Dataset items:
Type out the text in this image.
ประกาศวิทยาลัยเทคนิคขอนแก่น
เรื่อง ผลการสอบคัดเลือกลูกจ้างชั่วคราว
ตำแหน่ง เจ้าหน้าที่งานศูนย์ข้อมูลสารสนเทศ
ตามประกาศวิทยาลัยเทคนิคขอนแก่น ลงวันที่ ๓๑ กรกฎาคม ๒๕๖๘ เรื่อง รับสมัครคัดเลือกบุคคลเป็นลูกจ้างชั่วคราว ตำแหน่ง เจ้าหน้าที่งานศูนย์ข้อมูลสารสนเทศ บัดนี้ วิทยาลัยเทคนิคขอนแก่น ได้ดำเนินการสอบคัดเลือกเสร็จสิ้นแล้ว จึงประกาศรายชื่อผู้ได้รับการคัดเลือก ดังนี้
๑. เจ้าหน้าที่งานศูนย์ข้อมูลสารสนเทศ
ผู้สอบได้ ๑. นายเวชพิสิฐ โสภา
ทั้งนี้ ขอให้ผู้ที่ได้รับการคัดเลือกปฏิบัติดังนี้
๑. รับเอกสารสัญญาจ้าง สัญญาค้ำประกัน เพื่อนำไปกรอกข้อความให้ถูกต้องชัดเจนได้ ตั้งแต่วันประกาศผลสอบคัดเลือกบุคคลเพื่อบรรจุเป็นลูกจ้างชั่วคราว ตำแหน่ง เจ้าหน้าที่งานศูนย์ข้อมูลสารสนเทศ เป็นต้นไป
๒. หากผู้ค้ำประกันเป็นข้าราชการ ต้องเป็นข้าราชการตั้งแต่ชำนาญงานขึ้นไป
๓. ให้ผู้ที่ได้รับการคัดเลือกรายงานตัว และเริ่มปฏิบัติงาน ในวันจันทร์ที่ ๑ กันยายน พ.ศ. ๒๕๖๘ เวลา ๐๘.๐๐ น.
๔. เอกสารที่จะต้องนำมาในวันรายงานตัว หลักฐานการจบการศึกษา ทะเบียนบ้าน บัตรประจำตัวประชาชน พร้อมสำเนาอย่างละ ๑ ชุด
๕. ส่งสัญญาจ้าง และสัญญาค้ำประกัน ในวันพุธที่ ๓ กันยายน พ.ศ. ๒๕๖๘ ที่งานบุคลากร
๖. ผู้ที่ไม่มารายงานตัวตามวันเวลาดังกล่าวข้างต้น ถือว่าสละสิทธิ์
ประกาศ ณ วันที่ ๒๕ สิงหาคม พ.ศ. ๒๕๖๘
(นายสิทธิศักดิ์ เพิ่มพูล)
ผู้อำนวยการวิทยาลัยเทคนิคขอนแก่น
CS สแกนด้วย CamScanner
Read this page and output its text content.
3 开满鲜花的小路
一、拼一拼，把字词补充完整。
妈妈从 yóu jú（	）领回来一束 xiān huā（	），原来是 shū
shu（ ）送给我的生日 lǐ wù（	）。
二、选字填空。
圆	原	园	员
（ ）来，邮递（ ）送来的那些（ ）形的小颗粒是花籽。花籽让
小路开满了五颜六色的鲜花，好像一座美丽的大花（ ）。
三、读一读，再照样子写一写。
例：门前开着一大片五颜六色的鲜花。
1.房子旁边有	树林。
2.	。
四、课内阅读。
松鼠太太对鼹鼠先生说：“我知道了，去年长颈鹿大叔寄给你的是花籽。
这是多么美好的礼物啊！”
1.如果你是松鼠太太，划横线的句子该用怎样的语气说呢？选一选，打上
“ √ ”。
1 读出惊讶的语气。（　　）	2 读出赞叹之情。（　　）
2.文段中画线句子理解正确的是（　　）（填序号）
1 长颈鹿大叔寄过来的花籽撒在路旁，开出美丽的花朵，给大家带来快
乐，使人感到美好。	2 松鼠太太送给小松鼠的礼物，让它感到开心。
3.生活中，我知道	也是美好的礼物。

Work to complete: Extract each line from the listing that holds the word "ญญาจ".

Written response:
๑. รับเอกสารสัญญาจ้าง สัญญาค้ำประกัน เพื่อนำไปกรอกข้อความให้ถูกต้องชัดเจนได้ ตั้งแต่วันประกาศผลสอบคัดเลือกบุคคลเพื่อบรรจุเป็นลูกจ้างชั่วคราว ตำแหน่ง เจ้าหน้าที่งานศูนย์ข้อมูลสารสนเทศ เป็นต้นไป
๕. ส่งสัญญาจ้าง และสัญญาค้ำประกัน ในวันพุธที่ ๓ กันยายน พ.ศ. ๒๕๖๘ ที่งานบุคลากร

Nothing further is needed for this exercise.